-- START OF Listed entries --

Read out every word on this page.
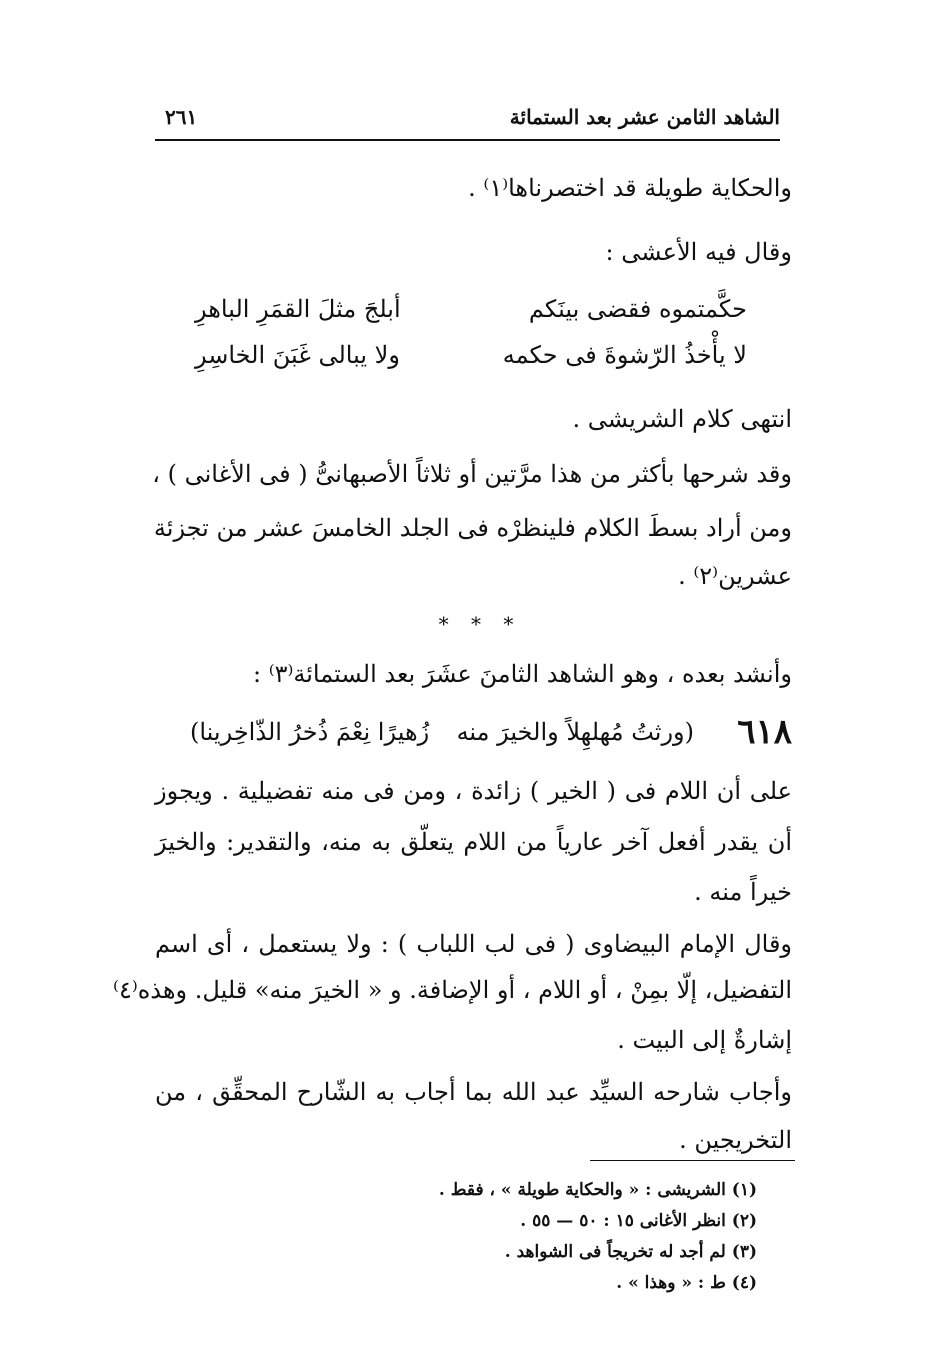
الشاهد الثامن عشر بعد الستمائة
٢٦١
والحكاية طويلة قد اختصرناها⁽١⁾ .
وقال فيه الأعشى :
حكَّمتموه فقضى بينَكم
أبلجَ مثلَ القمَرِ الباهرِ
لا يأْخذُ الرّشوةَ فى حكمه
ولا يبالى غَبَنَ الخاسِرِ
انتهى كلام الشريشى .
وقد شرحها بأكثر من هذا مرَّتين أو ثلاثاً الأصبهانىُّ ( فى الأغانى ) ،
ومن أراد بسطَ الكلام فلينظرْه فى الجلد الخامسَ عشر من تجزئة
عشرين⁽٢⁾ .
* * *
وأنشد بعده ، وهو الشاهد الثامنَ عشَرَ بعد الستمائة⁽٣⁾ :
٦١٨
(ورثتُ مُهلهِلاً والخيرَ منه
زُهيرًا نِعْمَ ذُخرُ الذّاخِرينا)
على أن اللام فى ( الخير ) زائدة ، ومن فى منه تفضيلية . ويجوز
أن يقدر أفعل آخر عارياً من اللام يتعلّق به منه، والتقدير: والخيرَ
خيراً منه .
وقال الإمام البيضاوى ( فى لب اللباب ) : ولا يستعمل ، أى اسم
التفضيل، إلّا بمِنْ ، أو اللام ، أو الإضافة. و « الخيرَ منه» قليل. وهذه⁽٤⁾
إشارةٌ إلى البيت .
وأجاب شارحه السيِّد عبد الله بما أجاب به الشّارح المحقِّق ، من
التخريجين .
(١) الشريشى : « والحكاية طويلة » ، فقط .
(٢) انظر الأغانى ١٥ : ٥٠ — ٥٥ .
(٣) لم أجد له تخريجاً فى الشواهد .
(٤) ط : « وهذا » .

-- END OF Listed entries --

Goal
Write the records above out again exactly, with no pictures in your copy.

Completed exercise
Read out every word on this page.
الشاهد الثامن عشر بعد الستمائة
٢٦١
والحكاية طويلة قد اختصرناها⁽١⁾ .
وقال فيه الأعشى :
حكَّمتموه فقضى بينَكم
أبلجَ مثلَ القمَرِ الباهرِ
لا يأْخذُ الرّشوةَ فى حكمه
ولا يبالى غَبَنَ الخاسِرِ
انتهى كلام الشريشى .
وقد شرحها بأكثر من هذا مرَّتين أو ثلاثاً الأصبهانىُّ ( فى الأغانى ) ،
ومن أراد بسطَ الكلام فلينظرْه فى الجلد الخامسَ عشر من تجزئة
عشرين⁽٢⁾ .
* * *
وأنشد بعده ، وهو الشاهد الثامنَ عشَرَ بعد الستمائة⁽٣⁾ :
٦١٨
(ورثتُ مُهلهِلاً والخيرَ منه
زُهيرًا نِعْمَ ذُخرُ الذّاخِرينا)
على أن اللام فى ( الخير ) زائدة ، ومن فى منه تفضيلية . ويجوز
أن يقدر أفعل آخر عارياً من اللام يتعلّق به منه، والتقدير: والخيرَ
خيراً منه .
وقال الإمام البيضاوى ( فى لب اللباب ) : ولا يستعمل ، أى اسم
التفضيل، إلّا بمِنْ ، أو اللام ، أو الإضافة. و « الخيرَ منه» قليل. وهذه⁽٤⁾
إشارةٌ إلى البيت .
وأجاب شارحه السيِّد عبد الله بما أجاب به الشّارح المحقِّق ، من
التخريجين .
(١) الشريشى : « والحكاية طويلة » ، فقط .
(٢) انظر الأغانى ١٥ : ٥٠ — ٥٥ .
(٣) لم أجد له تخريجاً فى الشواهد .
(٤) ط : « وهذا » .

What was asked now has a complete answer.